== Exercise task ==
Gather all lines in the records below that include the word "name".

-- Begin Given records --

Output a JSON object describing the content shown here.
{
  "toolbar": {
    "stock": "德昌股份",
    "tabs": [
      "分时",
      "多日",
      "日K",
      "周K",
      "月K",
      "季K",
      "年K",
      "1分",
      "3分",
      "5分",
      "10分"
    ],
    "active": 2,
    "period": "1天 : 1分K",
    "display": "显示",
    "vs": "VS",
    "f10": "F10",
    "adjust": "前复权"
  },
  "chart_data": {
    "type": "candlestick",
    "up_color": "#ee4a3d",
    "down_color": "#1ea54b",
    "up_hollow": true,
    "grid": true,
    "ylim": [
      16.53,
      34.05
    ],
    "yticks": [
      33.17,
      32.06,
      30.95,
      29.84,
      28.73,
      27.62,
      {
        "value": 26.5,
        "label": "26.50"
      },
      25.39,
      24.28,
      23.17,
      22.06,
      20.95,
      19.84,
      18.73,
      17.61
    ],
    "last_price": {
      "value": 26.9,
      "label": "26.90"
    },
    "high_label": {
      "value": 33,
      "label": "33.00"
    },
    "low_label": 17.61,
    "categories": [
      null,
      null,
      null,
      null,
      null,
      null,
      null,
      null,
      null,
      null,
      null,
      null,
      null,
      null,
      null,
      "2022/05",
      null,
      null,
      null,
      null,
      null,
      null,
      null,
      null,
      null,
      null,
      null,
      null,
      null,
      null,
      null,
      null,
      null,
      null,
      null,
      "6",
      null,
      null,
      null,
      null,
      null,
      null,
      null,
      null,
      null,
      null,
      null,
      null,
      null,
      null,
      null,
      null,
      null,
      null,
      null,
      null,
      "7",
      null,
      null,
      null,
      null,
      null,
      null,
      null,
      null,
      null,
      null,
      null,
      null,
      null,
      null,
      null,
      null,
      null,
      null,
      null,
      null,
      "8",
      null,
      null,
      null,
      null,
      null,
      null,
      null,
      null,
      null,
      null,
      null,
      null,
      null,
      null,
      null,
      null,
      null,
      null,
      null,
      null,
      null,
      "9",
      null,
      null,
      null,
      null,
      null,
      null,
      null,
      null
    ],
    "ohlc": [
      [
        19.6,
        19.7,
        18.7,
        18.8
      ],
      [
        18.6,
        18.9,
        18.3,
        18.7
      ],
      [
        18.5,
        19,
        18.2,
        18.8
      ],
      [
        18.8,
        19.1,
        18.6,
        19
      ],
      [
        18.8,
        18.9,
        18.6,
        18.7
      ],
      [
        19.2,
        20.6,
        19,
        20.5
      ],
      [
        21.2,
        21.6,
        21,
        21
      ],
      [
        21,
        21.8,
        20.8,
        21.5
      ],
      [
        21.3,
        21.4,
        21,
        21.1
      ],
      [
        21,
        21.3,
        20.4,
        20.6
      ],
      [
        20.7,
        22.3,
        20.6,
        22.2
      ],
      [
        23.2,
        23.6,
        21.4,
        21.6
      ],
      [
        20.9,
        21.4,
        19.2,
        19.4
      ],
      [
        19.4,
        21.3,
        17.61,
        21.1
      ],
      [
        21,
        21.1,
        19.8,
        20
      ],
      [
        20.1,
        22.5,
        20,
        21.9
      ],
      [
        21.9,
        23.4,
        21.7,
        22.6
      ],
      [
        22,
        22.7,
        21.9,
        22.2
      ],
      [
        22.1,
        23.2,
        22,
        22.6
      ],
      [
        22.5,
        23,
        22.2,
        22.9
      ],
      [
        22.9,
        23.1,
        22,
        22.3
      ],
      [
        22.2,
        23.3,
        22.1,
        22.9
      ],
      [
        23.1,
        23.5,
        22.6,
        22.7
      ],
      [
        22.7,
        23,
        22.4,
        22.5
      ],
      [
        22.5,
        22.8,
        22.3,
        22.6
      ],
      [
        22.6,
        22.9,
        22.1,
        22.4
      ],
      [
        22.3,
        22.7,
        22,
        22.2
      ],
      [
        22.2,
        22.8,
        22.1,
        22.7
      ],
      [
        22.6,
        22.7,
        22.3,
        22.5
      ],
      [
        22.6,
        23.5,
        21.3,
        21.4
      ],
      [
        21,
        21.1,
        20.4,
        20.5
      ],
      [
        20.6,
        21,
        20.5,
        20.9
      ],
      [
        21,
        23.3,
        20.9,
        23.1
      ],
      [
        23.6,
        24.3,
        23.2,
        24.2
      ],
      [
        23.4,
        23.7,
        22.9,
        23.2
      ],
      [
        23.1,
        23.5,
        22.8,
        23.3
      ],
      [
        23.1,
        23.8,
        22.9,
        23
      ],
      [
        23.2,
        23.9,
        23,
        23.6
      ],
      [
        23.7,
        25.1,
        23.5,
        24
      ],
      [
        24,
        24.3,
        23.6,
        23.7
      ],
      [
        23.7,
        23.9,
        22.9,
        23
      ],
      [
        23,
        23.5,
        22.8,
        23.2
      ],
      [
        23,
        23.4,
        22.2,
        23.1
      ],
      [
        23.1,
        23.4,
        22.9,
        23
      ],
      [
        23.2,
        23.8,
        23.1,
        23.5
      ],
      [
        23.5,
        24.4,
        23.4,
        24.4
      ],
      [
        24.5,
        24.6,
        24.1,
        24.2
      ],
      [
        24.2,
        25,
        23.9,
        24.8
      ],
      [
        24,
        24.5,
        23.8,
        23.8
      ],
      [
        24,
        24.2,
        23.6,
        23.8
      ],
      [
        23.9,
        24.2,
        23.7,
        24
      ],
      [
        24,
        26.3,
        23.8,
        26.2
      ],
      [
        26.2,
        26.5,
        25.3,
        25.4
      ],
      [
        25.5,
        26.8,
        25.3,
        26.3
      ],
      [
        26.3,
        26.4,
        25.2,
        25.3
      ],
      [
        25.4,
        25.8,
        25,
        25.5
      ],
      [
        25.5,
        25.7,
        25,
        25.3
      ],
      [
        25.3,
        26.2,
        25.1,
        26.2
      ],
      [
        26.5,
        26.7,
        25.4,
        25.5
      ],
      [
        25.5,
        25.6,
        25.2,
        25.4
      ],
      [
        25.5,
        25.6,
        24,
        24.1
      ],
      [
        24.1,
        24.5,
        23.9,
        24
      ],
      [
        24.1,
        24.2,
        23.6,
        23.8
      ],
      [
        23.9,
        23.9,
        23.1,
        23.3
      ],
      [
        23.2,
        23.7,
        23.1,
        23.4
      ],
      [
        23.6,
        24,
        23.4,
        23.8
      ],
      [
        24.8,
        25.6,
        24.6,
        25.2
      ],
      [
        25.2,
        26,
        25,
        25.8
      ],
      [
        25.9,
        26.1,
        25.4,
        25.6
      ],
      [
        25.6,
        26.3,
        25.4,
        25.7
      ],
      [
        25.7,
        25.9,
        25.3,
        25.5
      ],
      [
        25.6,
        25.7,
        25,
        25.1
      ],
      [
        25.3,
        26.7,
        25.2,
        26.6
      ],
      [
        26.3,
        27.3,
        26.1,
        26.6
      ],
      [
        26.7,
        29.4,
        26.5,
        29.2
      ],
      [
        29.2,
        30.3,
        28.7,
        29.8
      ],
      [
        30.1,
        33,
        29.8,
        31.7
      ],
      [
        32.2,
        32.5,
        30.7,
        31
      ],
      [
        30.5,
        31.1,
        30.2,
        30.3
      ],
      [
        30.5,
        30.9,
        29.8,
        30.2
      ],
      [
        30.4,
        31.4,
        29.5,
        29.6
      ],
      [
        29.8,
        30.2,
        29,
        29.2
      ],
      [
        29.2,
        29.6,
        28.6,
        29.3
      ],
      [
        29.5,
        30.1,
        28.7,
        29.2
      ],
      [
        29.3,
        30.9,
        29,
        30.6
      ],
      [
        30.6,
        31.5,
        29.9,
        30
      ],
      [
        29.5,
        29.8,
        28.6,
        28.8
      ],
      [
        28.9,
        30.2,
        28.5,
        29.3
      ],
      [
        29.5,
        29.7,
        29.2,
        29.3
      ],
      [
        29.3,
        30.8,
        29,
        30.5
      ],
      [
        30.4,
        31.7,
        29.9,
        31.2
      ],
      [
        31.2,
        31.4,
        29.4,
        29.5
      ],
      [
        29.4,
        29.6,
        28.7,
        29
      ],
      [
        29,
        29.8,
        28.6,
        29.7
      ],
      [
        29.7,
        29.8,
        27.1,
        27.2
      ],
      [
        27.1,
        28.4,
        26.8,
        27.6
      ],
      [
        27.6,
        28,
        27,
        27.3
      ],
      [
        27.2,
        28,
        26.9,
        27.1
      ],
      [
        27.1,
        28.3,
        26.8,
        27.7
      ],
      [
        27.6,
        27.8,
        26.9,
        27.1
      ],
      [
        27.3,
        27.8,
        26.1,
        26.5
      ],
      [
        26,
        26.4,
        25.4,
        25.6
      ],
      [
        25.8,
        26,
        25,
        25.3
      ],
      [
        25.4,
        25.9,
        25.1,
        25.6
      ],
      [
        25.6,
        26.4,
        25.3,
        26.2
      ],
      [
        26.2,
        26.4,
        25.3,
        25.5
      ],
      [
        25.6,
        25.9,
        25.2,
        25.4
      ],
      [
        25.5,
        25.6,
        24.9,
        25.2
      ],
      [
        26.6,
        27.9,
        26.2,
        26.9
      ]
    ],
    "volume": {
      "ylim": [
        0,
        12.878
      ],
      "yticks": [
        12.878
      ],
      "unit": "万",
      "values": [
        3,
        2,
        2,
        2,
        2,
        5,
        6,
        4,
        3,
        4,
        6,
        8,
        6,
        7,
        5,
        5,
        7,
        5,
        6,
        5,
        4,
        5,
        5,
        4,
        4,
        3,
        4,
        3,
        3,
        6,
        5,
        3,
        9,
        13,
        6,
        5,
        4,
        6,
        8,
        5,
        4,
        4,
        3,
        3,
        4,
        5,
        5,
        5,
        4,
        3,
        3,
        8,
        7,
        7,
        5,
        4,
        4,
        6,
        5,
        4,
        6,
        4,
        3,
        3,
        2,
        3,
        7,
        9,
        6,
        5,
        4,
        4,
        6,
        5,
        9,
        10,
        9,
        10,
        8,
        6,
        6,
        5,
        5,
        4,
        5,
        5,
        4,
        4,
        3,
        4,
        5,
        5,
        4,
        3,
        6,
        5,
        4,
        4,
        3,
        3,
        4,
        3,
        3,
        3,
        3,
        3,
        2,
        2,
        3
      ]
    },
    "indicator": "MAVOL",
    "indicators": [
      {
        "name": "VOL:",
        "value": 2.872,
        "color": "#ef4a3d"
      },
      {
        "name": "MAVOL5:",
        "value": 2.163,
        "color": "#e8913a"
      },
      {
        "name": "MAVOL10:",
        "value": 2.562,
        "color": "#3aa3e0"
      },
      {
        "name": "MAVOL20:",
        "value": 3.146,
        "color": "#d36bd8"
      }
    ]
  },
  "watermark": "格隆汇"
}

-- End Given records --

== Solution for this problem ==
        "name": "VOL:",
        "name": "MAVOL5:",
        "name": "MAVOL10:",
        "name": "MAVOL20:",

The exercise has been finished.